## Records shown
----------

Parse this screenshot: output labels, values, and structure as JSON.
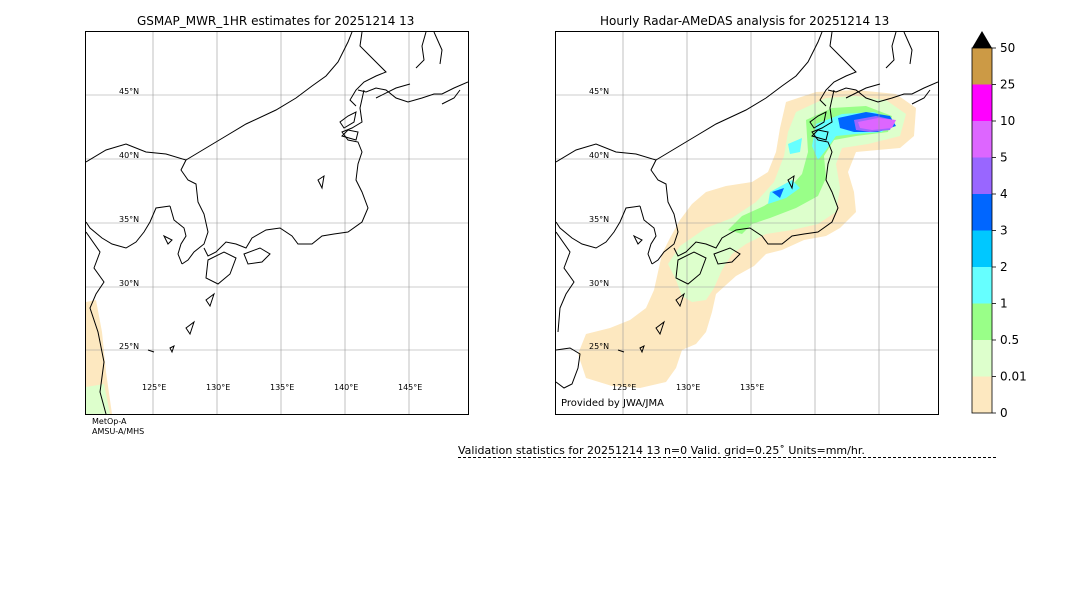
{
  "left_panel": {
    "title": "GSMAP_MWR_1HR estimates for 20251214 13",
    "satellite_note": [
      "MetOp-A",
      "AMSU-A/MHS"
    ]
  },
  "right_panel": {
    "title": "Hourly Radar-AMeDAS analysis for 20251214 13",
    "provider": "Provided by JWA/JMA"
  },
  "map": {
    "lat_labels": [
      "45°N",
      "40°N",
      "35°N",
      "30°N",
      "25°N"
    ],
    "lon_labels_left": [
      "125°E",
      "130°E",
      "135°E",
      "140°E",
      "145°E"
    ],
    "lon_labels_right": [
      "125°E",
      "130°E",
      "135°E"
    ]
  },
  "colorbar": {
    "labels": [
      "50",
      "25",
      "10",
      "5",
      "4",
      "3",
      "2",
      "1",
      "0.5",
      "0.01",
      "0"
    ],
    "colors": [
      "#cc9a45",
      "#ff00ff",
      "#dd66ff",
      "#9966ff",
      "#0066ff",
      "#00c8ff",
      "#66ffff",
      "#99ff88",
      "#ddffcc",
      "#fde8c0"
    ],
    "extend_color": "#000000"
  },
  "validation": {
    "text": "Validation statistics for 20251214 13  n=0 Valid. grid=0.25˚ Units=mm/hr."
  }
}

----------

Which lines hold the word "title"? Return all of them from the records above.

## The solution
    "title": "GSMAP_MWR_1HR estimates for 20251214 13",
    "title": "Hourly Radar-AMeDAS analysis for 20251214 13",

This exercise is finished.